Transcribe every entry below word for word, but skip the pictures.

(Extracted data entries)

########################################

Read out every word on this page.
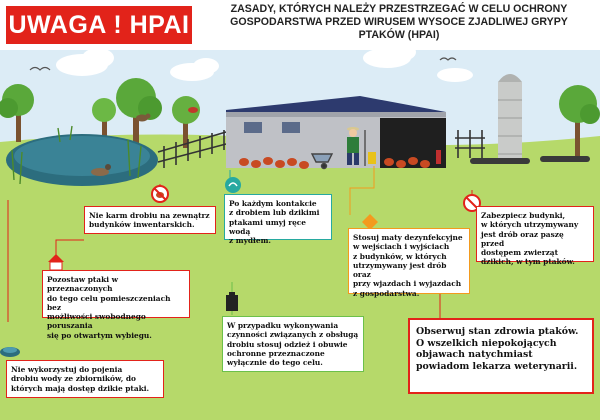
UWAGA ! HPAI
ZASADY, KTÓRYCH NALEŻY PRZESTRZEGAĆ W CELU OCHRONY
GOSPODARSTWA PRZED WIRUSEM WYSOCE ZJADLIWEJ GRYPY
PTAKÓW (HPAI)
Nie karm drobiu na zewnątrz
budynków inwentarskich.
Pozostaw ptaki w przeznaczonych
do tego celu pomieszczeniach bez
możliwości swobodnego poruszania
się po otwartym wybiegu.
Nie wykorzystuj do pojenia
drobiu wody ze zbiorników, do
których mają dostęp dzikie ptaki.
Po każdym kontakcie
z drobiem lub dzikimi
ptakami umyj ręce wodą
z mydłem.
W przypadku wykonywania
czynności związanych z obsługą
drobiu stosuj odzież i obuwie
ochronne przeznaczone
wyłącznie do tego celu.
Stosuj maty dezynfekcyjne
w wejściach i wyjściach
z budynków, w których
utrzymywany jest drób oraz
przy wjazdach i wyjazdach
z gospodarstwa.
Zabezpiecz budynki,
w których utrzymywany
jest drób oraz paszę przed
dostępem zwierząt
dzikich, w tym ptaków.
Obserwuj stan zdrowia ptaków.
O wszelkich niepokojących
objawach natychmiast
powiadom lekarza weterynarii.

########################################

- Answer to the exercise
Read out every word on this page.
UWAGA ! HPAI
ZASADY, KTÓRYCH NALEŻY PRZESTRZEGAĆ W CELU OCHRONY
GOSPODARSTWA PRZED WIRUSEM WYSOCE ZJADLIWEJ GRYPY
PTAKÓW (HPAI)
Nie karm drobiu na zewnątrz
budynków inwentarskich.
Pozostaw ptaki w przeznaczonych
do tego celu pomieszczeniach bez
możliwości swobodnego poruszania
się po otwartym wybiegu.
Nie wykorzystuj do pojenia
drobiu wody ze zbiorników, do
których mają dostęp dzikie ptaki.
Po każdym kontakcie
z drobiem lub dzikimi
ptakami umyj ręce wodą
z mydłem.
W przypadku wykonywania
czynności związanych z obsługą
drobiu stosuj odzież i obuwie
ochronne przeznaczone
wyłącznie do tego celu.
Stosuj maty dezynfekcyjne
w wejściach i wyjściach
z budynków, w których
utrzymywany jest drób oraz
przy wjazdach i wyjazdach
z gospodarstwa.
Zabezpiecz budynki,
w których utrzymywany
jest drób oraz paszę przed
dostępem zwierząt
dzikich, w tym ptaków.
Obserwuj stan zdrowia ptaków.
O wszelkich niepokojących
objawach natychmiast
powiadom lekarza weterynarii.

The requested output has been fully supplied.